Short task a —
Return verbatim the lines of the listing below, from the line with "List each element" up to and including the line with "y-tick-label: 0.0 (103, 311, 159, 353)".

Text extract —
-=-=-=-=-

Before I do so, I want to be clear on what I’m trying to prove: Paul Krugman and others (a group that would have included me, two weeks ago) think that only the naive layperson could think “running up the government debt allows us to selfishly live at the expense of our grandchildren.” The zinger in their argument is to observe that when our grandchildren are forced to pay higher taxes to service/retire the debt (necessitated by today’s deficits), they aren’t going to be paying us, but rather they will be paying themselves. So–duh!–the layperson can’t possibly be right. Or, more specifically, if the layperson is right, it’s because of complications involving the distortions of taxes, or the distributional impacts of only some people being bondholders, etc. To drive home the fact that it’s the “they owe the debt to themselves” driving his argument, Krugman conceded that if foreigners hold the bonds, then yes, that debt truly is a burden on unborn generations.

Steve Landsburg chimed in to say he basically agreed with Krugman, except that Krugman didn’t go far enough: Landsburg said that even if the government in 100 years owes bond payments to foreigners, nothing really changes.

OK, so here’s what I’m saying: Krugman is totally, utterly wrong. (But again, I would have been equally wrong two weeks ago.) Landsburg ironically is correct, and so I was unduly harsh to him in this whimsical post. Landsburg is right to say that Krugman’s focus on the identity of the bondholders doesn’t really change things. But, what I am saying is that Krugman is WRONG whether foreigners or Americans hold the IOUs issued by Uncle Sam.

In my earlier post involving Abraham and Isaac, I focused on what I think the key issue is. However, lots of people in the comments still aren’t seeing it. So let me try to refine it even more:

There are only two time periods. In period 1, old Abraham has a tree that yields 100 apples. There is also a young Philistine who has a tree that yields 100 apples. In period 2, Abraham and his tree are both dead, but young Isaac is born. Isaac has a tree that yields 100 apples for 1 period, while the (now old) Philistine is still alive, and his tree yields 100 apples. After this period, everything is dead.

SCENARIO 1: The government comes along in period 1, and runs a budget deficit of 10 apples to finance a subsidy to Abraham. The Philistine lends the government 10 apples voluntarily, because it issues him a bond promising 11 apples in period 2.

Period 2 comes along. The government says to the newly born Isaac, “Hi! Welcome to the world. Give us 11 apples or we’ll kill you.” So Isaac complies, and the government retires the bond from the Philistine.

In summary, in period 1 Abraham consumed 110 apples while the Philistine ate 90. In period 2, Isaac ate 89 apples while the Philistine ate 111.

OK, now most people (maybe not Landsburg, because he likes to be difficult), including Krugman, would agree that in this starting scenario, the government in period 1 ran a deficit to benefit the old Abraham, by imposing a burden on the unborn future generation. Yes, the actual financing involved a loan from the Philistine, but he wasn’t really a net loser in the deal. If the layperson looks at that situation and says to Abraham, “You know, your extra 10 apples are coming at the expense of your unborn son,” there is nothing wrong with his analysis. No PhD economist can scold him for being unsophisticated. That is basically correct, and not because of fancy incentive effects or Cobb-Douglas production functions, but for the brute reason that Isaac in period 2 is going to be taxed to retire the debt that made Abraham’s extra consumption possible in period 1.

-=-=-=-=-

Short task b —
In the text on government debt, how many apples did the Philistine eat in period 2 of Scenario 1?

Stored data —
-=-=-=-=-

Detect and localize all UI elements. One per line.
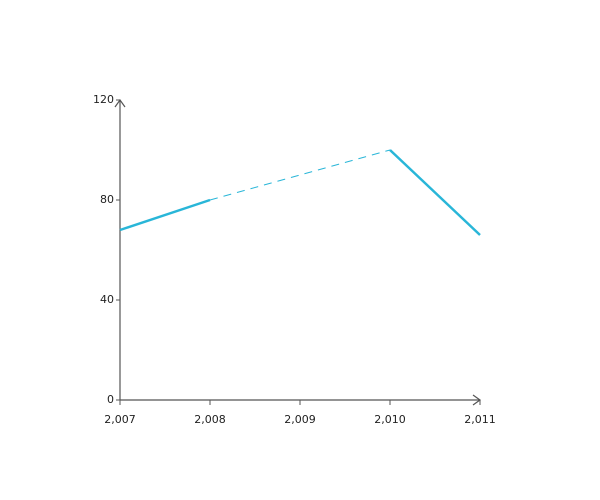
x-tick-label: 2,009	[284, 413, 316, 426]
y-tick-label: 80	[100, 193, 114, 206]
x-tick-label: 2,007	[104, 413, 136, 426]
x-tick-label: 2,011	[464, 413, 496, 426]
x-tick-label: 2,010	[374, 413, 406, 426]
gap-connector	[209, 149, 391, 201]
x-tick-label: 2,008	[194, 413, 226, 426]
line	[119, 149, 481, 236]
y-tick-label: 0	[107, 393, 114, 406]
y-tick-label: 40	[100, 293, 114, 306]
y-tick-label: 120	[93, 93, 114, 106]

-=-=-=-=-

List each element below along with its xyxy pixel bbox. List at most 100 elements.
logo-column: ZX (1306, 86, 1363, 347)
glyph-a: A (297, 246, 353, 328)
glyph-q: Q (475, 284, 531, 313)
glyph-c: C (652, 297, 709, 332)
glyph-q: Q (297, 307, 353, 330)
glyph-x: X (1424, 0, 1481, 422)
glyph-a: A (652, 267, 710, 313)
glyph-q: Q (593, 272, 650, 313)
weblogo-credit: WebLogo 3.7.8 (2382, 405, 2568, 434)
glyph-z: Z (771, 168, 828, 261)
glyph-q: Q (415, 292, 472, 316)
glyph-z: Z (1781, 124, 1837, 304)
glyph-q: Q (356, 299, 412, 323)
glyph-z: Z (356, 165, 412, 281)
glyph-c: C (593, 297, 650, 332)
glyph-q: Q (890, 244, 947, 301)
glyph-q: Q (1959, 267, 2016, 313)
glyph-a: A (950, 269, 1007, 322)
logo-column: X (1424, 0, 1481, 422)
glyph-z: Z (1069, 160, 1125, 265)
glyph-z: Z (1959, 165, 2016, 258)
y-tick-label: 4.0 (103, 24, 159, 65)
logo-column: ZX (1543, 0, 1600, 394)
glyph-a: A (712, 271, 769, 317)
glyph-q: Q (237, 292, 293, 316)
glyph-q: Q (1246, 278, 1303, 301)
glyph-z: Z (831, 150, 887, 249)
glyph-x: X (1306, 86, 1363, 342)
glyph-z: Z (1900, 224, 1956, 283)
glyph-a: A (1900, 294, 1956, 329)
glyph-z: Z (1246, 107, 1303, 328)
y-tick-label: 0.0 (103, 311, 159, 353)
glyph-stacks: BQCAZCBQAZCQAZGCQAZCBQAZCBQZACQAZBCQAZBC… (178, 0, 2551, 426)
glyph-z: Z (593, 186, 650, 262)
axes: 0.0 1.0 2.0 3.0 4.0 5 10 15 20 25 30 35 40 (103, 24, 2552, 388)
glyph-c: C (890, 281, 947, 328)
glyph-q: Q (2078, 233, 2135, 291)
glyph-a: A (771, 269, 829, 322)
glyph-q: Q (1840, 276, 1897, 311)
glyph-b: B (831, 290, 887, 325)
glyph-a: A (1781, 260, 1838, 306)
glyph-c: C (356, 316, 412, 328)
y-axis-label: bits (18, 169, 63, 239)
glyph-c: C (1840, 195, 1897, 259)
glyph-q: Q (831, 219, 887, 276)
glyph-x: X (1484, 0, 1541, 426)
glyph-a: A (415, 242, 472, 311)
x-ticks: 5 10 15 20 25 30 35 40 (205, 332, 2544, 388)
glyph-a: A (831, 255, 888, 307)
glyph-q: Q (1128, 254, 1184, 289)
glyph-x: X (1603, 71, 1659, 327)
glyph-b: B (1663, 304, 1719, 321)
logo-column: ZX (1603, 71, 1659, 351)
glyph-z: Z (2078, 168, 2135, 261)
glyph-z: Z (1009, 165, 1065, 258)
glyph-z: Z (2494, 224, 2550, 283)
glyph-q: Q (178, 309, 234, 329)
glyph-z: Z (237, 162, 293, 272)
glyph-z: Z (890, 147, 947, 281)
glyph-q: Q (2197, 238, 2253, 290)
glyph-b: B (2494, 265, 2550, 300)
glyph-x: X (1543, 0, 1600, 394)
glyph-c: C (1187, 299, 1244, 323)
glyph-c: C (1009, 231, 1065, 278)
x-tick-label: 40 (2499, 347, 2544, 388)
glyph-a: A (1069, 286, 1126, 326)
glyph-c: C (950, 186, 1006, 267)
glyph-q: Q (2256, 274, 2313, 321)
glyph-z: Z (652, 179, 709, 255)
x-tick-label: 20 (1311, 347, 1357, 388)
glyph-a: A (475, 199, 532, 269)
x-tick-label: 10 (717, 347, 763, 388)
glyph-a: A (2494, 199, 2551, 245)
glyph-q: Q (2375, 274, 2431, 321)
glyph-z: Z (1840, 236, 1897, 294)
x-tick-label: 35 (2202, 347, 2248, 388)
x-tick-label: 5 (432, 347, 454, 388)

-=-=-=-=-

Task response a —
List each element below along with its xyxy pixel bbox. List at most 100 elements.
logo-column: ZX (1306, 86, 1363, 347)
glyph-a: A (297, 246, 353, 328)
glyph-q: Q (475, 284, 531, 313)
glyph-c: C (652, 297, 709, 332)
glyph-q: Q (297, 307, 353, 330)
glyph-x: X (1424, 0, 1481, 422)
glyph-a: A (652, 267, 710, 313)
glyph-q: Q (593, 272, 650, 313)
weblogo-credit: WebLogo 3.7.8 (2382, 405, 2568, 434)
glyph-z: Z (771, 168, 828, 261)
glyph-q: Q (415, 292, 472, 316)
glyph-z: Z (1781, 124, 1837, 304)
glyph-q: Q (356, 299, 412, 323)
glyph-z: Z (356, 165, 412, 281)
glyph-c: C (593, 297, 650, 332)
glyph-q: Q (890, 244, 947, 301)
glyph-q: Q (1959, 267, 2016, 313)
glyph-a: A (950, 269, 1007, 322)
logo-column: X (1424, 0, 1481, 422)
glyph-z: Z (1069, 160, 1125, 265)
glyph-z: Z (1959, 165, 2016, 258)
y-tick-label: 4.0 (103, 24, 159, 65)
logo-column: ZX (1543, 0, 1600, 394)
glyph-a: A (712, 271, 769, 317)
glyph-q: Q (237, 292, 293, 316)
glyph-q: Q (1246, 278, 1303, 301)
glyph-z: Z (831, 150, 887, 249)
glyph-x: X (1306, 86, 1363, 342)
glyph-z: Z (1900, 224, 1956, 283)
glyph-a: A (1900, 294, 1956, 329)
glyph-z: Z (1246, 107, 1303, 328)
y-tick-label: 0.0 (103, 311, 159, 353)

Task response b —
111 apples.